--- start Data lines ---

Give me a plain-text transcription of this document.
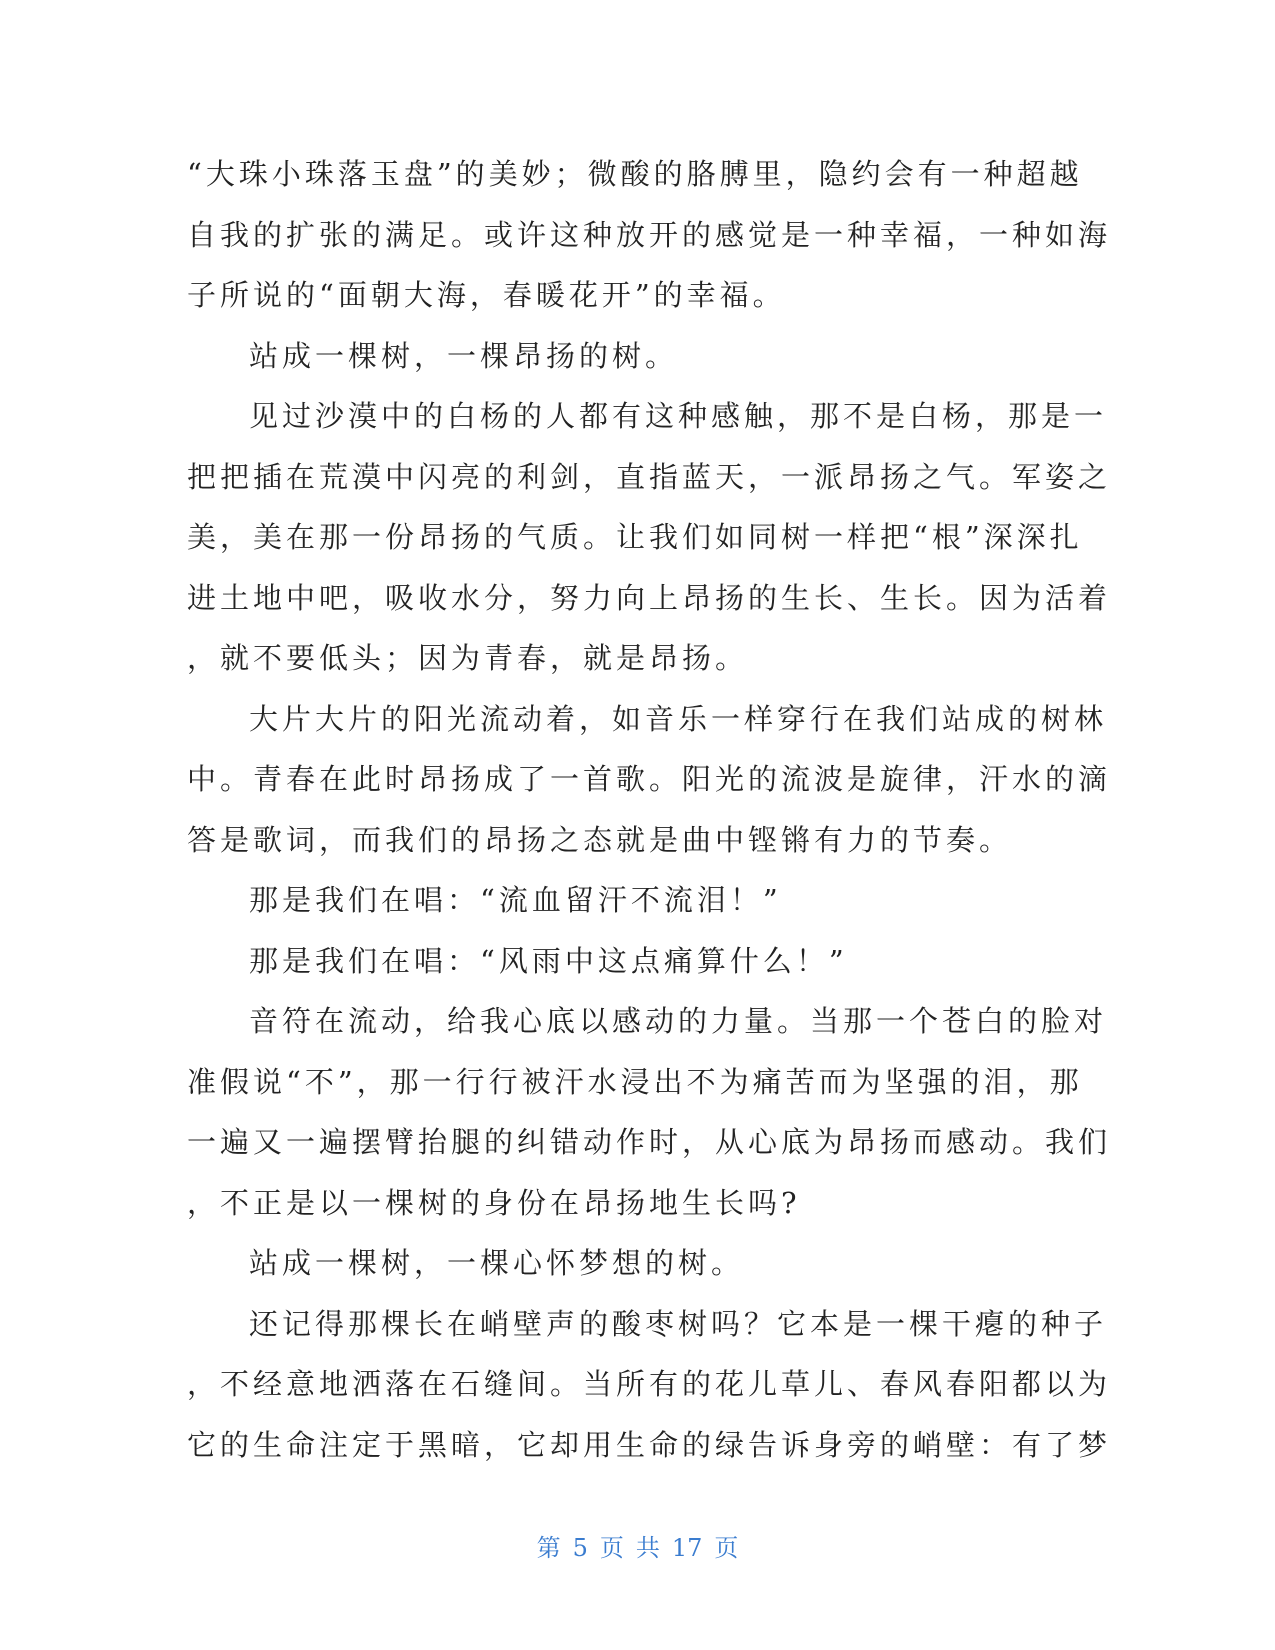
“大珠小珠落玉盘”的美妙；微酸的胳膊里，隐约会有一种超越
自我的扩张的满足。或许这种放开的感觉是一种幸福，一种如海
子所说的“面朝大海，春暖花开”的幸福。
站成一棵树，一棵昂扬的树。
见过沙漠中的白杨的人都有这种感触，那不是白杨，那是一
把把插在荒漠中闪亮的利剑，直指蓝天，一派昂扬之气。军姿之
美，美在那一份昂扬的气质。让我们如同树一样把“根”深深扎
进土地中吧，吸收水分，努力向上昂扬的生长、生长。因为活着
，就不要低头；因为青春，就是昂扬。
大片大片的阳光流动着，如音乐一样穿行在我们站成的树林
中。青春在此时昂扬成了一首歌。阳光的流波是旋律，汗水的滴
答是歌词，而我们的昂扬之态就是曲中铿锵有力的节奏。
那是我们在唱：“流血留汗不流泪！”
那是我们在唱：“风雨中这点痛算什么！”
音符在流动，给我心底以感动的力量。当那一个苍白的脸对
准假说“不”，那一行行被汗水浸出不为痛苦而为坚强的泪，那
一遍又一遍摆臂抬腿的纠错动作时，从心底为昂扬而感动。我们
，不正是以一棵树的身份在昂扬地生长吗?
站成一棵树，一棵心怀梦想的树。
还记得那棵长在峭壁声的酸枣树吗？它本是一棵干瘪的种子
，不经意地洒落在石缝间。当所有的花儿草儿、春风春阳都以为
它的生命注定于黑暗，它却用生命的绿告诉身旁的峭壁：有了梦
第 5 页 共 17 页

--- end Data lines ---

### Work to complete
Copy out all the records exactly, excluding pictures.

### Full output
Give me a plain-text transcription of this document.
“大珠小珠落玉盘”的美妙；微酸的胳膊里，隐约会有一种超越
自我的扩张的满足。或许这种放开的感觉是一种幸福，一种如海
子所说的“面朝大海，春暖花开”的幸福。
站成一棵树，一棵昂扬的树。
见过沙漠中的白杨的人都有这种感触，那不是白杨，那是一
把把插在荒漠中闪亮的利剑，直指蓝天，一派昂扬之气。军姿之
美，美在那一份昂扬的气质。让我们如同树一样把“根”深深扎
进土地中吧，吸收水分，努力向上昂扬的生长、生长。因为活着
，就不要低头；因为青春，就是昂扬。
大片大片的阳光流动着，如音乐一样穿行在我们站成的树林
中。青春在此时昂扬成了一首歌。阳光的流波是旋律，汗水的滴
答是歌词，而我们的昂扬之态就是曲中铿锵有力的节奏。
那是我们在唱：“流血留汗不流泪！”
那是我们在唱：“风雨中这点痛算什么！”
音符在流动，给我心底以感动的力量。当那一个苍白的脸对
准假说“不”，那一行行被汗水浸出不为痛苦而为坚强的泪，那
一遍又一遍摆臂抬腿的纠错动作时，从心底为昂扬而感动。我们
，不正是以一棵树的身份在昂扬地生长吗?
站成一棵树，一棵心怀梦想的树。
还记得那棵长在峭壁声的酸枣树吗？它本是一棵干瘪的种子
，不经意地洒落在石缝间。当所有的花儿草儿、春风春阳都以为
它的生命注定于黑暗，它却用生命的绿告诉身旁的峭壁：有了梦
第 5 页 共 17 页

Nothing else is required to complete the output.